**Exercise requirements**
Here are some records; return them all exactly.

##### Records supplied #####

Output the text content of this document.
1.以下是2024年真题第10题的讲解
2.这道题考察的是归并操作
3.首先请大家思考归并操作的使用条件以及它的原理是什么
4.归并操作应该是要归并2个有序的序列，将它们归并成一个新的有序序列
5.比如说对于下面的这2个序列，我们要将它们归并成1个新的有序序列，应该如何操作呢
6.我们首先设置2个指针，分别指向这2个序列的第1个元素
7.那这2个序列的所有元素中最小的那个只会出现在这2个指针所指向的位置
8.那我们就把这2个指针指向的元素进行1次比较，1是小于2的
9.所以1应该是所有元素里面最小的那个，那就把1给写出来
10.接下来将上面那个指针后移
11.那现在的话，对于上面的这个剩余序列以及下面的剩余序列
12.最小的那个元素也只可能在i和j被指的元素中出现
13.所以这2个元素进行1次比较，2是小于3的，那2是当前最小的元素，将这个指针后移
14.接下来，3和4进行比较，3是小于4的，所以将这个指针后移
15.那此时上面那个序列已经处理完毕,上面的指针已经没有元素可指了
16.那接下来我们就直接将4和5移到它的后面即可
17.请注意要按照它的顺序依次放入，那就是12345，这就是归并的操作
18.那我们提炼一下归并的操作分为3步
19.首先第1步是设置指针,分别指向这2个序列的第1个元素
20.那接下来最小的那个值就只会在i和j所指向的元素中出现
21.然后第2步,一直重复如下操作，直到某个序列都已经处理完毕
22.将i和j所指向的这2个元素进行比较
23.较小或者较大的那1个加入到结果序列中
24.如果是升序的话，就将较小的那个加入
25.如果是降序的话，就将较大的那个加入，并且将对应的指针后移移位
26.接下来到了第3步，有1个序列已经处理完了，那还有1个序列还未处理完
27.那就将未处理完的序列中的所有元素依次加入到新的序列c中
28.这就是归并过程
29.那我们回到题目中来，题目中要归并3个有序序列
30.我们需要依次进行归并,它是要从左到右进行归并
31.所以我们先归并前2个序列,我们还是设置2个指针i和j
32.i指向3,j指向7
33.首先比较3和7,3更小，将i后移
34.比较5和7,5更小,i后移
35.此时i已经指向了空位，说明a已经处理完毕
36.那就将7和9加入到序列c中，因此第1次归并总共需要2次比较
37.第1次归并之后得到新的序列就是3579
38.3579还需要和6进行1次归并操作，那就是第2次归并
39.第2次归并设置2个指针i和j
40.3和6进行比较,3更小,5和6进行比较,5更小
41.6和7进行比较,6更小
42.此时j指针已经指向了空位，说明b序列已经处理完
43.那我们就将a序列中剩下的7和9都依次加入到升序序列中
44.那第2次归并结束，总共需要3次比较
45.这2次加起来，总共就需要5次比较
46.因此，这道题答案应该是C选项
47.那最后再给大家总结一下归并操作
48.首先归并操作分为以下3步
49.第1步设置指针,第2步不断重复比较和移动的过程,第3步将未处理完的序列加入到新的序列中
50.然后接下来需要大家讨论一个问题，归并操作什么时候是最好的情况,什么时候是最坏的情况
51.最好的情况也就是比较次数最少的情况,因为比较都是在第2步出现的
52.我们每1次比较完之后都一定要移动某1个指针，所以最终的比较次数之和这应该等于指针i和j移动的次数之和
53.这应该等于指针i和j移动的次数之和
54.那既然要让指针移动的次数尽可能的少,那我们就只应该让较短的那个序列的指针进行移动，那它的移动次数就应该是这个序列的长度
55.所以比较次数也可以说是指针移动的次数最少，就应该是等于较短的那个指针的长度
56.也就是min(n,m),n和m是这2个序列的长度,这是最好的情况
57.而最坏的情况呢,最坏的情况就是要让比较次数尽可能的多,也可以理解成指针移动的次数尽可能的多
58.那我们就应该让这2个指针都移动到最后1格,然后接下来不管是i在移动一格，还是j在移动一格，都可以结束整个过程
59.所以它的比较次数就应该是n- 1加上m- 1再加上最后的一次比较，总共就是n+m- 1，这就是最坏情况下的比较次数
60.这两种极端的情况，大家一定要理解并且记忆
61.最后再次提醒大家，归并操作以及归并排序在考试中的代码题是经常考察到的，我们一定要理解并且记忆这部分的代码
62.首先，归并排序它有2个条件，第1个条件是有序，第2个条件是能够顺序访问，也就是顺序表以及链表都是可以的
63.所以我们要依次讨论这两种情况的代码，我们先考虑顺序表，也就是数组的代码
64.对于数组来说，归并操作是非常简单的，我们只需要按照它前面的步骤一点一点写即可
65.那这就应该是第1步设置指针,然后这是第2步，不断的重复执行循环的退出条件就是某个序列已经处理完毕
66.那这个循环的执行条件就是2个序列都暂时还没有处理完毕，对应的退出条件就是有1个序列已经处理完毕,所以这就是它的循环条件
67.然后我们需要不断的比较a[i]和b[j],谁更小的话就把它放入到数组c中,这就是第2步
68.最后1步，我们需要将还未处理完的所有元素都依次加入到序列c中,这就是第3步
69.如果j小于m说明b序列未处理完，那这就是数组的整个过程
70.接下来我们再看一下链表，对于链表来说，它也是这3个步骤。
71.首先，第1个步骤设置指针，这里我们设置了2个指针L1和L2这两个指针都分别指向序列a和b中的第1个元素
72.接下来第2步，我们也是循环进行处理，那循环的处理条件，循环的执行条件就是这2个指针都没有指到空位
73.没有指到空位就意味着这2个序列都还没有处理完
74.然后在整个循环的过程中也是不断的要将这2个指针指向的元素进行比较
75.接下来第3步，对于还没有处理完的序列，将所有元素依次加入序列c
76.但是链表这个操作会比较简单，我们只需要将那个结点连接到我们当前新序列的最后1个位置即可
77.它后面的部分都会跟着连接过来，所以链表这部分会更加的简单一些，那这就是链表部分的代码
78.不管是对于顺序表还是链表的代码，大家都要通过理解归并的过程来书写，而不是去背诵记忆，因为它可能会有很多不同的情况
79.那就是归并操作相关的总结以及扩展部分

#####

**Result of the exercise**
Output the text content of this document.
1.以下是2024年真题第10题的讲解
2.这道题考察的是归并操作
3.首先请大家思考归并操作的使用条件以及它的原理是什么
4.归并操作应该是要归并2个有序的序列，将它们归并成一个新的有序序列
5.比如说对于下面的这2个序列，我们要将它们归并成1个新的有序序列，应该如何操作呢
6.我们首先设置2个指针，分别指向这2个序列的第1个元素
7.那这2个序列的所有元素中最小的那个只会出现在这2个指针所指向的位置
8.那我们就把这2个指针指向的元素进行1次比较，1是小于2的
9.所以1应该是所有元素里面最小的那个，那就把1给写出来
10.接下来将上面那个指针后移
11.那现在的话，对于上面的这个剩余序列以及下面的剩余序列
12.最小的那个元素也只可能在i和j被指的元素中出现
13.所以这2个元素进行1次比较，2是小于3的，那2是当前最小的元素，将这个指针后移
14.接下来，3和4进行比较，3是小于4的，所以将这个指针后移
15.那此时上面那个序列已经处理完毕,上面的指针已经没有元素可指了
16.那接下来我们就直接将4和5移到它的后面即可
17.请注意要按照它的顺序依次放入，那就是12345，这就是归并的操作
18.那我们提炼一下归并的操作分为3步
19.首先第1步是设置指针,分别指向这2个序列的第1个元素
20.那接下来最小的那个值就只会在i和j所指向的元素中出现
21.然后第2步,一直重复如下操作，直到某个序列都已经处理完毕
22.将i和j所指向的这2个元素进行比较
23.较小或者较大的那1个加入到结果序列中
24.如果是升序的话，就将较小的那个加入
25.如果是降序的话，就将较大的那个加入，并且将对应的指针后移移位
26.接下来到了第3步，有1个序列已经处理完了，那还有1个序列还未处理完
27.那就将未处理完的序列中的所有元素依次加入到新的序列c中
28.这就是归并过程
29.那我们回到题目中来，题目中要归并3个有序序列
30.我们需要依次进行归并,它是要从左到右进行归并
31.所以我们先归并前2个序列,我们还是设置2个指针i和j
32.i指向3,j指向7
33.首先比较3和7,3更小，将i后移
34.比较5和7,5更小,i后移
35.此时i已经指向了空位，说明a已经处理完毕
36.那就将7和9加入到序列c中，因此第1次归并总共需要2次比较
37.第1次归并之后得到新的序列就是3579
38.3579还需要和6进行1次归并操作，那就是第2次归并
39.第2次归并设置2个指针i和j
40.3和6进行比较,3更小,5和6进行比较,5更小
41.6和7进行比较,6更小
42.此时j指针已经指向了空位，说明b序列已经处理完
43.那我们就将a序列中剩下的7和9都依次加入到升序序列中
44.那第2次归并结束，总共需要3次比较
45.这2次加起来，总共就需要5次比较
46.因此，这道题答案应该是C选项
47.那最后再给大家总结一下归并操作
48.首先归并操作分为以下3步
49.第1步设置指针,第2步不断重复比较和移动的过程,第3步将未处理完的序列加入到新的序列中
50.然后接下来需要大家讨论一个问题，归并操作什么时候是最好的情况,什么时候是最坏的情况
51.最好的情况也就是比较次数最少的情况,因为比较都是在第2步出现的
52.我们每1次比较完之后都一定要移动某1个指针，所以最终的比较次数之和这应该等于指针i和j移动的次数之和
53.这应该等于指针i和j移动的次数之和
54.那既然要让指针移动的次数尽可能的少,那我们就只应该让较短的那个序列的指针进行移动，那它的移动次数就应该是这个序列的长度
55.所以比较次数也可以说是指针移动的次数最少，就应该是等于较短的那个指针的长度
56.也就是min(n,m),n和m是这2个序列的长度,这是最好的情况
57.而最坏的情况呢,最坏的情况就是要让比较次数尽可能的多,也可以理解成指针移动的次数尽可能的多
58.那我们就应该让这2个指针都移动到最后1格,然后接下来不管是i在移动一格，还是j在移动一格，都可以结束整个过程
59.所以它的比较次数就应该是n- 1加上m- 1再加上最后的一次比较，总共就是n+m- 1，这就是最坏情况下的比较次数
60.这两种极端的情况，大家一定要理解并且记忆
61.最后再次提醒大家，归并操作以及归并排序在考试中的代码题是经常考察到的，我们一定要理解并且记忆这部分的代码
62.首先，归并排序它有2个条件，第1个条件是有序，第2个条件是能够顺序访问，也就是顺序表以及链表都是可以的
63.所以我们要依次讨论这两种情况的代码，我们先考虑顺序表，也就是数组的代码
64.对于数组来说，归并操作是非常简单的，我们只需要按照它前面的步骤一点一点写即可
65.那这就应该是第1步设置指针,然后这是第2步，不断的重复执行循环的退出条件就是某个序列已经处理完毕
66.那这个循环的执行条件就是2个序列都暂时还没有处理完毕，对应的退出条件就是有1个序列已经处理完毕,所以这就是它的循环条件
67.然后我们需要不断的比较a[i]和b[j],谁更小的话就把它放入到数组c中,这就是第2步
68.最后1步，我们需要将还未处理完的所有元素都依次加入到序列c中,这就是第3步
69.如果j小于m说明b序列未处理完，那这就是数组的整个过程
70.接下来我们再看一下链表，对于链表来说，它也是这3个步骤。
71.首先，第1个步骤设置指针，这里我们设置了2个指针L1和L2这两个指针都分别指向序列a和b中的第1个元素
72.接下来第2步，我们也是循环进行处理，那循环的处理条件，循环的执行条件就是这2个指针都没有指到空位
73.没有指到空位就意味着这2个序列都还没有处理完
74.然后在整个循环的过程中也是不断的要将这2个指针指向的元素进行比较
75.接下来第3步，对于还没有处理完的序列，将所有元素依次加入序列c
76.但是链表这个操作会比较简单，我们只需要将那个结点连接到我们当前新序列的最后1个位置即可
77.它后面的部分都会跟着连接过来，所以链表这部分会更加的简单一些，那这就是链表部分的代码
78.不管是对于顺序表还是链表的代码，大家都要通过理解归并的过程来书写，而不是去背诵记忆，因为它可能会有很多不同的情况
79.那就是归并操作相关的总结以及扩展部分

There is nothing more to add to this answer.